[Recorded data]
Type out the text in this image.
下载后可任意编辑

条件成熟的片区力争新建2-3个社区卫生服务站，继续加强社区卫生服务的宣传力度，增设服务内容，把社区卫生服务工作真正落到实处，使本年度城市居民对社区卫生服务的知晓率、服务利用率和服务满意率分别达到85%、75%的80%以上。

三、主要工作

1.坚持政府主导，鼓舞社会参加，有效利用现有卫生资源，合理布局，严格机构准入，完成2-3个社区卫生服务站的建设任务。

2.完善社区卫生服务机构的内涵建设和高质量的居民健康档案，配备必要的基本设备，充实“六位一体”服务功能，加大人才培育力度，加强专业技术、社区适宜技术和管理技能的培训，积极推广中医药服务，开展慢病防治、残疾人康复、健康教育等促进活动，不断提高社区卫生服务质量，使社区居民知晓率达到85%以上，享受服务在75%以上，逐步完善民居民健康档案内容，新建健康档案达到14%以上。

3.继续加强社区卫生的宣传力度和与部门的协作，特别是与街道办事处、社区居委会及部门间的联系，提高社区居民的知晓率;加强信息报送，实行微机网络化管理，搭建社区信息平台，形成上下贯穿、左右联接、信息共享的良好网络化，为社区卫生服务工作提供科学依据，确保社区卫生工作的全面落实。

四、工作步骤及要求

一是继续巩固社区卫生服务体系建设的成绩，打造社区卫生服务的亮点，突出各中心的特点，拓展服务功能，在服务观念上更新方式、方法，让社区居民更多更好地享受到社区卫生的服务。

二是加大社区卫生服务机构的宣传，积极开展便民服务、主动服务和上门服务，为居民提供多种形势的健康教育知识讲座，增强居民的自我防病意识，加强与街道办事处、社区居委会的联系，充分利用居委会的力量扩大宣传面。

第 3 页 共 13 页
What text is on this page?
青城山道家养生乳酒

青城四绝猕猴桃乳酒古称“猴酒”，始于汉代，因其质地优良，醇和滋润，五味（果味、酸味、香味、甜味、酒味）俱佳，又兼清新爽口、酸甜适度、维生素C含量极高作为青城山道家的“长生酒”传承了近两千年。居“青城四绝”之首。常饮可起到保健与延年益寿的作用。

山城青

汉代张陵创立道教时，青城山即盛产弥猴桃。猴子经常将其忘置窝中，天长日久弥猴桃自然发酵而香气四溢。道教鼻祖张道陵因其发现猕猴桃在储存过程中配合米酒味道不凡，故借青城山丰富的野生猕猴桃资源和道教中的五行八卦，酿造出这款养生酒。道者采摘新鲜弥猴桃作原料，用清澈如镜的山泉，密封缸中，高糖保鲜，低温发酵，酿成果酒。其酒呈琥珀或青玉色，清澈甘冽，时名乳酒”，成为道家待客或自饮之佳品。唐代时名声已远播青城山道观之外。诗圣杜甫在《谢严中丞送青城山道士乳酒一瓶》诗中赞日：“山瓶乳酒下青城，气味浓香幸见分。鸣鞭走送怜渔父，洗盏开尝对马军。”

#### Set exercise:
Reproduce the listing above verbatim, from first line to last.

#### Response to this exercise:
Type out the text in this image.
下载后可任意编辑

条件成熟的片区力争新建2-3个社区卫生服务站，继续加强社区卫生服务的宣传力度，增设服务内容，把社区卫生服务工作真正落到实处，使本年度城市居民对社区卫生服务的知晓率、服务利用率和服务满意率分别达到85%、75%的80%以上。

三、主要工作

1.坚持政府主导，鼓舞社会参加，有效利用现有卫生资源，合理布局，严格机构准入，完成2-3个社区卫生服务站的建设任务。

2.完善社区卫生服务机构的内涵建设和高质量的居民健康档案，配备必要的基本设备，充实“六位一体”服务功能，加大人才培育力度，加强专业技术、社区适宜技术和管理技能的培训，积极推广中医药服务，开展慢病防治、残疾人康复、健康教育等促进活动，不断提高社区卫生服务质量，使社区居民知晓率达到85%以上，享受服务在75%以上，逐步完善民居民健康档案内容，新建健康档案达到14%以上。

3.继续加强社区卫生的宣传力度和与部门的协作，特别是与街道办事处、社区居委会及部门间的联系，提高社区居民的知晓率;加强信息报送，实行微机网络化管理，搭建社区信息平台，形成上下贯穿、左右联接、信息共享的良好网络化，为社区卫生服务工作提供科学依据，确保社区卫生工作的全面落实。

四、工作步骤及要求

一是继续巩固社区卫生服务体系建设的成绩，打造社区卫生服务的亮点，突出各中心的特点，拓展服务功能，在服务观念上更新方式、方法，让社区居民更多更好地享受到社区卫生的服务。

二是加大社区卫生服务机构的宣传，积极开展便民服务、主动服务和上门服务，为居民提供多种形势的健康教育知识讲座，增强居民的自我防病意识，加强与街道办事处、社区居委会的联系，充分利用居委会的力量扩大宣传面。

第 3 页 共 13 页
What text is on this page?
青城山道家养生乳酒

青城四绝猕猴桃乳酒古称“猴酒”，始于汉代，因其质地优良，醇和滋润，五味（果味、酸味、香味、甜味、酒味）俱佳，又兼清新爽口、酸甜适度、维生素C含量极高作为青城山道家的“长生酒”传承了近两千年。居“青城四绝”之首。常饮可起到保健与延年益寿的作用。

山城青

汉代张陵创立道教时，青城山即盛产弥猴桃。猴子经常将其忘置窝中，天长日久弥猴桃自然发酵而香气四溢。道教鼻祖张道陵因其发现猕猴桃在储存过程中配合米酒味道不凡，故借青城山丰富的野生猕猴桃资源和道教中的五行八卦，酿造出这款养生酒。道者采摘新鲜弥猴桃作原料，用清澈如镜的山泉，密封缸中，高糖保鲜，低温发酵，酿成果酒。其酒呈琥珀或青玉色，清澈甘冽，时名乳酒”，成为道家待客或自饮之佳品。唐代时名声已远播青城山道观之外。诗圣杜甫在《谢严中丞送青城山道士乳酒一瓶》诗中赞日：“山瓶乳酒下青城，气味浓香幸见分。鸣鞭走送怜渔父，洗盏开尝对马军。”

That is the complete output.